GIVEN REQUEST -> Search the entries for the word "progress" and pull out each line that has it.

PROVIDED RECORDS ->

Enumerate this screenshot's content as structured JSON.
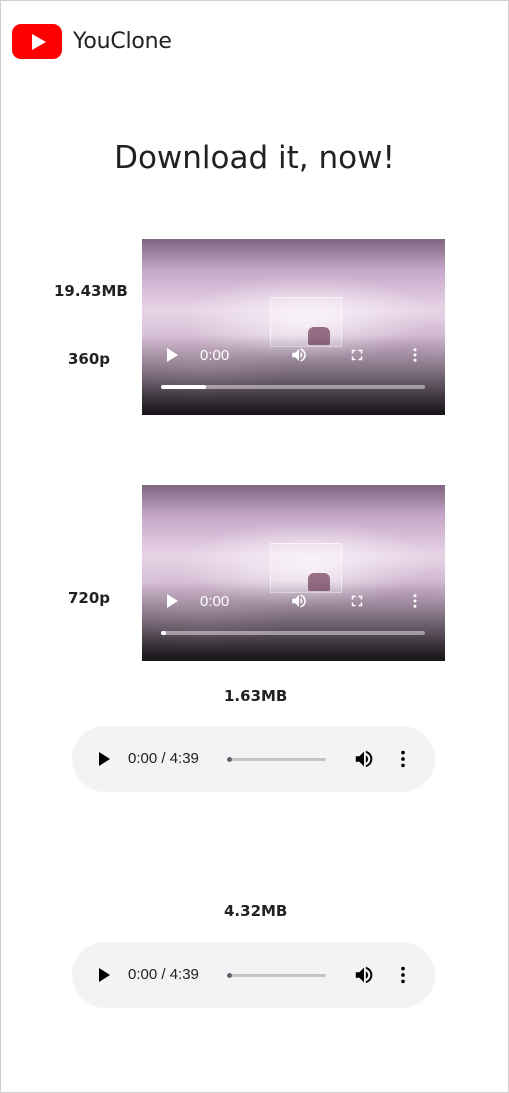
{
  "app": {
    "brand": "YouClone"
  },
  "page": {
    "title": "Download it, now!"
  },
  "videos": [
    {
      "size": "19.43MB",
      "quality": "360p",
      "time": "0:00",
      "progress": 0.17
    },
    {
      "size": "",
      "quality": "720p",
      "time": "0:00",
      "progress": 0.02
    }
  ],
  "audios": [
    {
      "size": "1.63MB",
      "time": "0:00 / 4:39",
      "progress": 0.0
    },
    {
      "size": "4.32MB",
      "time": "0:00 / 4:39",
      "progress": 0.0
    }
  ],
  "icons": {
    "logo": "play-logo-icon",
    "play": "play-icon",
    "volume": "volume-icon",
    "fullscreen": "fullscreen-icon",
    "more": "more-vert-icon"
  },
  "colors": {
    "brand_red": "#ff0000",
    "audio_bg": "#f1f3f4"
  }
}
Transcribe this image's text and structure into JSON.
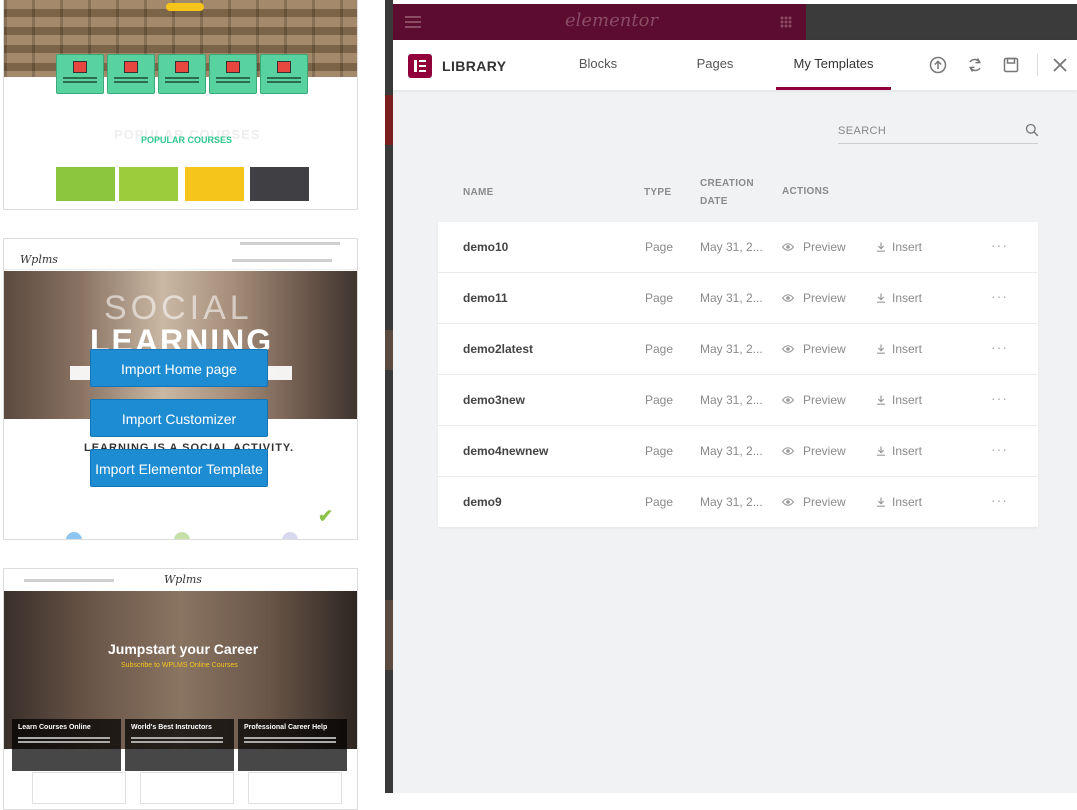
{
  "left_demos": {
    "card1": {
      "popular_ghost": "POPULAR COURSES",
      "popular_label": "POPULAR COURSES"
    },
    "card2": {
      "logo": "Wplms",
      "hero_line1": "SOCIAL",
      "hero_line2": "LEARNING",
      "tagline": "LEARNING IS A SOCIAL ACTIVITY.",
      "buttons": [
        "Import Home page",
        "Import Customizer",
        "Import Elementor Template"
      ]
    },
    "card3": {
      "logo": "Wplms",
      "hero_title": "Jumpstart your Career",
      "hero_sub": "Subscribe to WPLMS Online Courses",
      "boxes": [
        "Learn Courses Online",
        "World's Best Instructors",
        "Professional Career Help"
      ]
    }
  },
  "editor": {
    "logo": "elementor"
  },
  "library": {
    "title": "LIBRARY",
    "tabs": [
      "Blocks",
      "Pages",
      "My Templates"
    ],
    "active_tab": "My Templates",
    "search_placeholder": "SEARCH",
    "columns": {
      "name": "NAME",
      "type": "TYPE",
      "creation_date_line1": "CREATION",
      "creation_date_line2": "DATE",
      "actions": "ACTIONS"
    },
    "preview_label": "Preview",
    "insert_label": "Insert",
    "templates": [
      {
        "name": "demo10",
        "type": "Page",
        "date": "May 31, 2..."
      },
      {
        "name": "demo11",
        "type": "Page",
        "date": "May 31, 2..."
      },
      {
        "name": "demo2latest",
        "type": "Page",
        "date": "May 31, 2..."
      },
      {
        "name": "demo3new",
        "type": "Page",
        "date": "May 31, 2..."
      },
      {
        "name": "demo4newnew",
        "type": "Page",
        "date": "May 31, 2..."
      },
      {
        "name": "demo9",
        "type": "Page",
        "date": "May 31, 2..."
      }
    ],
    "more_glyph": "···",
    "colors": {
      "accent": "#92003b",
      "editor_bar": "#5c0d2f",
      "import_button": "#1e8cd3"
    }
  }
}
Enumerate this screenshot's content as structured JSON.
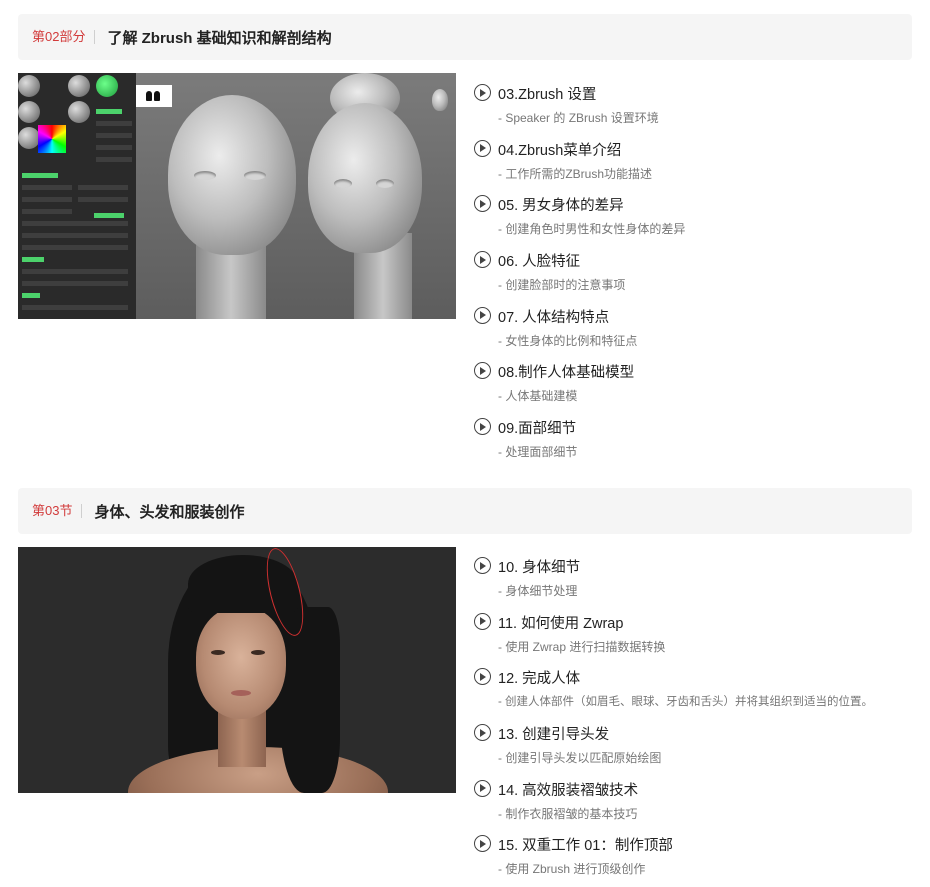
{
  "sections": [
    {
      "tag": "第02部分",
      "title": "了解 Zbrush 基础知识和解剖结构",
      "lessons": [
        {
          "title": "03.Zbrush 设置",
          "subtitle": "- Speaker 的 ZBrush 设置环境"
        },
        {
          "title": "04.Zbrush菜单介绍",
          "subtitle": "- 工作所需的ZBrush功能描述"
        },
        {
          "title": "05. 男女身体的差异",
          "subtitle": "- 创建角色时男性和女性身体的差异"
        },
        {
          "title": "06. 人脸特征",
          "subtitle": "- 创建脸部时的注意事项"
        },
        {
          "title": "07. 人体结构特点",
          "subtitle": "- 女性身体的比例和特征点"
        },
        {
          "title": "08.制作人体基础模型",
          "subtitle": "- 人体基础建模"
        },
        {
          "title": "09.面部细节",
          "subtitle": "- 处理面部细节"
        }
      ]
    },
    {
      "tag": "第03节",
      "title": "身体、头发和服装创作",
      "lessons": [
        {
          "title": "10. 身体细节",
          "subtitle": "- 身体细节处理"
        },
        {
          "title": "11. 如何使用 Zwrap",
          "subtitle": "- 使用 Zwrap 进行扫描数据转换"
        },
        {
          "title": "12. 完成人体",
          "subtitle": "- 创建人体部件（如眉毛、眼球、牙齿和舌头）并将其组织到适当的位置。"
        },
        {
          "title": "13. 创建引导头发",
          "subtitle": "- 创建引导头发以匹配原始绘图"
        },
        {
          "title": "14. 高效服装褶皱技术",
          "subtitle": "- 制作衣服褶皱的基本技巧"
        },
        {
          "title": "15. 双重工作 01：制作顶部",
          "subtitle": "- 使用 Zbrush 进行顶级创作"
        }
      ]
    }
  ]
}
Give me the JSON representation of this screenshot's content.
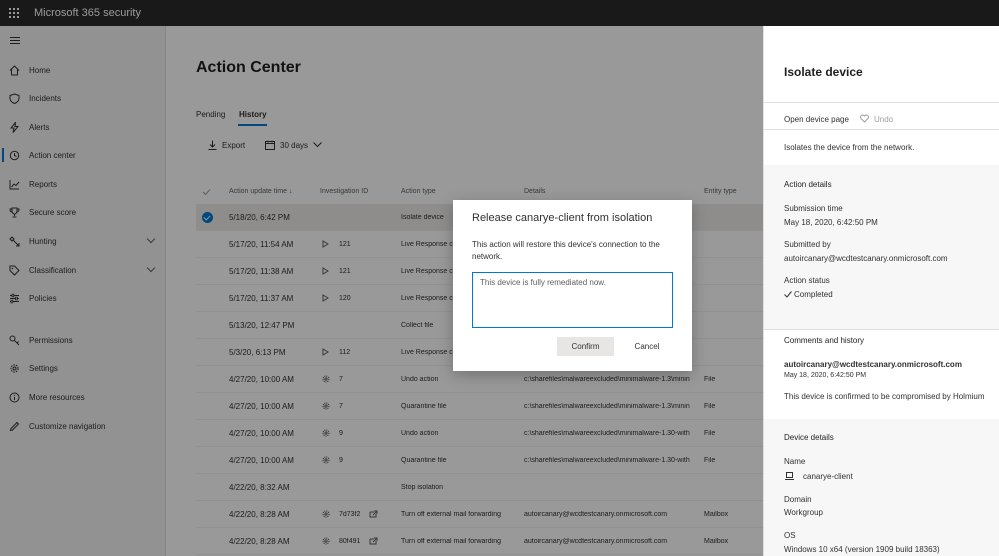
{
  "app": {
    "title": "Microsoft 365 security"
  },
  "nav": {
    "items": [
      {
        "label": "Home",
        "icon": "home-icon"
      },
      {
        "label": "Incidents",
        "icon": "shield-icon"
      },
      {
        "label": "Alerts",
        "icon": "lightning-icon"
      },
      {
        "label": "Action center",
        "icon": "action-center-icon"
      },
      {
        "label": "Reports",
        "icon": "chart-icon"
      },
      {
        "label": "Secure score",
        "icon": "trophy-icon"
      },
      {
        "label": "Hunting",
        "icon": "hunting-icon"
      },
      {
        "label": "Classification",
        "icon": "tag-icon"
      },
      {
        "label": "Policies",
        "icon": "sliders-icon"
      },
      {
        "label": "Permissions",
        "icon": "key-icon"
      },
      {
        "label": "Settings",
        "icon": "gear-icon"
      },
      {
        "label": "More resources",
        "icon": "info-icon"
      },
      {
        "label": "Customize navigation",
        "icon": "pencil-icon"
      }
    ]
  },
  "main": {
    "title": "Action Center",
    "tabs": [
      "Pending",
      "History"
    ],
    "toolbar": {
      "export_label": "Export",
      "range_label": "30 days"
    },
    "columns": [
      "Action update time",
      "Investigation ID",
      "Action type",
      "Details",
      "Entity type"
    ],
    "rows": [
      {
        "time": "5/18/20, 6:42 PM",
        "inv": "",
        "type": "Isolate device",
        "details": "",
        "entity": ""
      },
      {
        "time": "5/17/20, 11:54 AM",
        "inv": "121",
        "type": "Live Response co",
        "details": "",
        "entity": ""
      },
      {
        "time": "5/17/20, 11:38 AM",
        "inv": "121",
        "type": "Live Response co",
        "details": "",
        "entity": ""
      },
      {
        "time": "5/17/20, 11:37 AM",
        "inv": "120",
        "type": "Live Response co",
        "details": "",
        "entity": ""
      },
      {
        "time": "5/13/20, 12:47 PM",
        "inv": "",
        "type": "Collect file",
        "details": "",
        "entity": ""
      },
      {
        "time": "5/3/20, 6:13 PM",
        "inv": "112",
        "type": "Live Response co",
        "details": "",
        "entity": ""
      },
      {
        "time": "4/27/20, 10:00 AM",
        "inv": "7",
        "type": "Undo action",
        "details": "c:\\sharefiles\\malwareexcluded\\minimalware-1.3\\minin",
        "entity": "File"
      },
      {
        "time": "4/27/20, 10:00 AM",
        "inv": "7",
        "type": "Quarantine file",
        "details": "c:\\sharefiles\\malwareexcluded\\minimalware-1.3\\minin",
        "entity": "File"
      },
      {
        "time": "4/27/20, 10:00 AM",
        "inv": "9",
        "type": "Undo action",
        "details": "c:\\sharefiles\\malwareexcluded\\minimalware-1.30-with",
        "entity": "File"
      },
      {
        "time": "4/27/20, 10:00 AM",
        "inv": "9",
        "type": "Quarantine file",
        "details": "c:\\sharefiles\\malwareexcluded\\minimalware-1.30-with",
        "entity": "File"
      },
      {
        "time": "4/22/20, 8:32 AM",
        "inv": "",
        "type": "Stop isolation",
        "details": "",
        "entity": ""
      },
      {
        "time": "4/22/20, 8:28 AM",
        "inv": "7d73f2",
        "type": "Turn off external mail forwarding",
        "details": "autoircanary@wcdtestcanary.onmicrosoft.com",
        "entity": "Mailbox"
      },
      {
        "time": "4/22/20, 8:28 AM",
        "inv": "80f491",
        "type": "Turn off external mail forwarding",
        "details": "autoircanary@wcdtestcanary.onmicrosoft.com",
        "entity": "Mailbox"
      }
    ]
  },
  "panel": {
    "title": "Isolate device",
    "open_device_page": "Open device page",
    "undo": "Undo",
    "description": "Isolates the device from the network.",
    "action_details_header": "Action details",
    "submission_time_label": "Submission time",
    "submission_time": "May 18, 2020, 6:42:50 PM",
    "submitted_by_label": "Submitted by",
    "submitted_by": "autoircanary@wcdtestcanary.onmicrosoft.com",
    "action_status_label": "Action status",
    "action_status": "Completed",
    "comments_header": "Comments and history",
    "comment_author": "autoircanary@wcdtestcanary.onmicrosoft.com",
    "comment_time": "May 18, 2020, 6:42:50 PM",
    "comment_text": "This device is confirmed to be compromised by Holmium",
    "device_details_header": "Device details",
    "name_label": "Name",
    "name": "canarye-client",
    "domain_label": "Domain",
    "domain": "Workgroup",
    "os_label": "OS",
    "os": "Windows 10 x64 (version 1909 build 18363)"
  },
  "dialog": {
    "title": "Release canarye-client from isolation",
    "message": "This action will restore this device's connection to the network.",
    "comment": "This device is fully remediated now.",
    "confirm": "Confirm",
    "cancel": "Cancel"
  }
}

WORKED SOLUTION ->
      "progress": 0.17
      "progress": 0.02
      "progress": 0.0
      "progress": 0.0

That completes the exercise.